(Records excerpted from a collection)
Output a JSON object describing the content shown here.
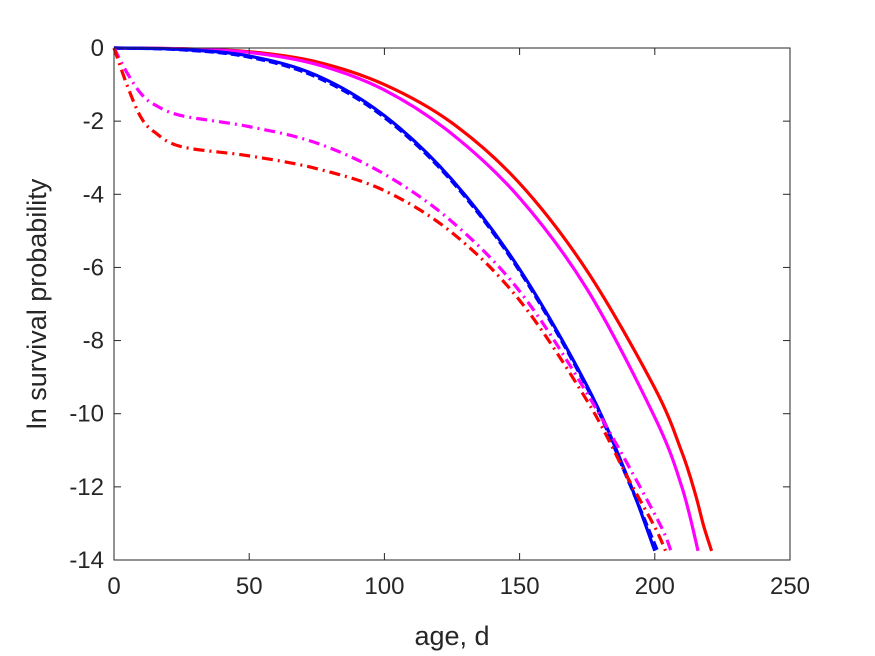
{
  "chart_data": {
    "type": "line",
    "title": "",
    "xlabel": "age, d",
    "ylabel": "ln survival probability",
    "xlim": [
      0,
      250
    ],
    "ylim": [
      -14,
      0
    ],
    "xticks": [
      0,
      50,
      100,
      150,
      200,
      250
    ],
    "yticks": [
      -14,
      -12,
      -10,
      -8,
      -6,
      -4,
      -2,
      0
    ],
    "grid": false,
    "legend": "none",
    "series": [
      {
        "color": "#ff0000",
        "style": "solid",
        "points": [
          [
            0,
            0
          ],
          [
            25,
            -0.02
          ],
          [
            50,
            -0.1
          ],
          [
            75,
            -0.38
          ],
          [
            100,
            -1.0
          ],
          [
            125,
            -2.05
          ],
          [
            150,
            -3.7
          ],
          [
            175,
            -6.1
          ],
          [
            200,
            -9.3
          ],
          [
            210,
            -11.05
          ],
          [
            215,
            -12.2
          ],
          [
            218,
            -13.05
          ],
          [
            221,
            -13.75
          ]
        ]
      },
      {
        "color": "#ff00ff",
        "style": "solid",
        "points": [
          [
            0,
            0
          ],
          [
            25,
            -0.02
          ],
          [
            50,
            -0.12
          ],
          [
            75,
            -0.45
          ],
          [
            100,
            -1.15
          ],
          [
            125,
            -2.35
          ],
          [
            150,
            -4.1
          ],
          [
            175,
            -6.6
          ],
          [
            200,
            -10.1
          ],
          [
            210,
            -12.0
          ],
          [
            216,
            -13.75
          ]
        ]
      },
      {
        "color": "#0000ff",
        "style": "solid",
        "points": [
          [
            0,
            0
          ],
          [
            25,
            -0.04
          ],
          [
            50,
            -0.22
          ],
          [
            75,
            -0.75
          ],
          [
            100,
            -1.85
          ],
          [
            125,
            -3.6
          ],
          [
            150,
            -6.05
          ],
          [
            175,
            -9.25
          ],
          [
            190,
            -11.75
          ],
          [
            200,
            -13.75
          ]
        ]
      },
      {
        "color": "#0000ff",
        "style": "dashed",
        "points": [
          [
            0,
            0
          ],
          [
            25,
            -0.05
          ],
          [
            50,
            -0.25
          ],
          [
            75,
            -0.8
          ],
          [
            100,
            -1.9
          ],
          [
            125,
            -3.65
          ],
          [
            150,
            -6.1
          ],
          [
            175,
            -9.3
          ],
          [
            190,
            -11.8
          ],
          [
            201,
            -13.75
          ]
        ]
      },
      {
        "color": "#ff00ff",
        "style": "dashdot",
        "points": [
          [
            0,
            0
          ],
          [
            5,
            -0.7
          ],
          [
            10,
            -1.25
          ],
          [
            15,
            -1.55
          ],
          [
            25,
            -1.85
          ],
          [
            50,
            -2.15
          ],
          [
            75,
            -2.6
          ],
          [
            100,
            -3.45
          ],
          [
            125,
            -4.75
          ],
          [
            150,
            -6.65
          ],
          [
            175,
            -9.45
          ],
          [
            200,
            -12.75
          ],
          [
            206,
            -13.75
          ]
        ]
      },
      {
        "color": "#ff0000",
        "style": "dashdot",
        "points": [
          [
            0,
            0
          ],
          [
            5,
            -1.05
          ],
          [
            10,
            -1.9
          ],
          [
            15,
            -2.3
          ],
          [
            25,
            -2.7
          ],
          [
            50,
            -2.95
          ],
          [
            75,
            -3.3
          ],
          [
            100,
            -3.9
          ],
          [
            125,
            -5.05
          ],
          [
            150,
            -6.9
          ],
          [
            175,
            -9.65
          ],
          [
            190,
            -11.75
          ],
          [
            200,
            -13.1
          ],
          [
            204,
            -13.75
          ]
        ]
      }
    ]
  }
}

DIRECTION
Keep every word of the data as it is when you write it out, but drop the pictures.

EXPECTED ANSWER
Output a JSON object describing the content shown here.
{
  "chart_data": {
    "type": "line",
    "title": "",
    "xlabel": "age, d",
    "ylabel": "ln survival probability",
    "xlim": [
      0,
      250
    ],
    "ylim": [
      -14,
      0
    ],
    "xticks": [
      0,
      50,
      100,
      150,
      200,
      250
    ],
    "yticks": [
      -14,
      -12,
      -10,
      -8,
      -6,
      -4,
      -2,
      0
    ],
    "grid": false,
    "legend": "none",
    "series": [
      {
        "color": "#ff0000",
        "style": "solid",
        "points": [
          [
            0,
            0
          ],
          [
            25,
            -0.02
          ],
          [
            50,
            -0.1
          ],
          [
            75,
            -0.38
          ],
          [
            100,
            -1.0
          ],
          [
            125,
            -2.05
          ],
          [
            150,
            -3.7
          ],
          [
            175,
            -6.1
          ],
          [
            200,
            -9.3
          ],
          [
            210,
            -11.05
          ],
          [
            215,
            -12.2
          ],
          [
            218,
            -13.05
          ],
          [
            221,
            -13.75
          ]
        ]
      },
      {
        "color": "#ff00ff",
        "style": "solid",
        "points": [
          [
            0,
            0
          ],
          [
            25,
            -0.02
          ],
          [
            50,
            -0.12
          ],
          [
            75,
            -0.45
          ],
          [
            100,
            -1.15
          ],
          [
            125,
            -2.35
          ],
          [
            150,
            -4.1
          ],
          [
            175,
            -6.6
          ],
          [
            200,
            -10.1
          ],
          [
            210,
            -12.0
          ],
          [
            216,
            -13.75
          ]
        ]
      },
      {
        "color": "#0000ff",
        "style": "solid",
        "points": [
          [
            0,
            0
          ],
          [
            25,
            -0.04
          ],
          [
            50,
            -0.22
          ],
          [
            75,
            -0.75
          ],
          [
            100,
            -1.85
          ],
          [
            125,
            -3.6
          ],
          [
            150,
            -6.05
          ],
          [
            175,
            -9.25
          ],
          [
            190,
            -11.75
          ],
          [
            200,
            -13.75
          ]
        ]
      },
      {
        "color": "#0000ff",
        "style": "dashed",
        "points": [
          [
            0,
            0
          ],
          [
            25,
            -0.05
          ],
          [
            50,
            -0.25
          ],
          [
            75,
            -0.8
          ],
          [
            100,
            -1.9
          ],
          [
            125,
            -3.65
          ],
          [
            150,
            -6.1
          ],
          [
            175,
            -9.3
          ],
          [
            190,
            -11.8
          ],
          [
            201,
            -13.75
          ]
        ]
      },
      {
        "color": "#ff00ff",
        "style": "dashdot",
        "points": [
          [
            0,
            0
          ],
          [
            5,
            -0.7
          ],
          [
            10,
            -1.25
          ],
          [
            15,
            -1.55
          ],
          [
            25,
            -1.85
          ],
          [
            50,
            -2.15
          ],
          [
            75,
            -2.6
          ],
          [
            100,
            -3.45
          ],
          [
            125,
            -4.75
          ],
          [
            150,
            -6.65
          ],
          [
            175,
            -9.45
          ],
          [
            200,
            -12.75
          ],
          [
            206,
            -13.75
          ]
        ]
      },
      {
        "color": "#ff0000",
        "style": "dashdot",
        "points": [
          [
            0,
            0
          ],
          [
            5,
            -1.05
          ],
          [
            10,
            -1.9
          ],
          [
            15,
            -2.3
          ],
          [
            25,
            -2.7
          ],
          [
            50,
            -2.95
          ],
          [
            75,
            -3.3
          ],
          [
            100,
            -3.9
          ],
          [
            125,
            -5.05
          ],
          [
            150,
            -6.9
          ],
          [
            175,
            -9.65
          ],
          [
            190,
            -11.75
          ],
          [
            200,
            -13.1
          ],
          [
            204,
            -13.75
          ]
        ]
      }
    ]
  }
}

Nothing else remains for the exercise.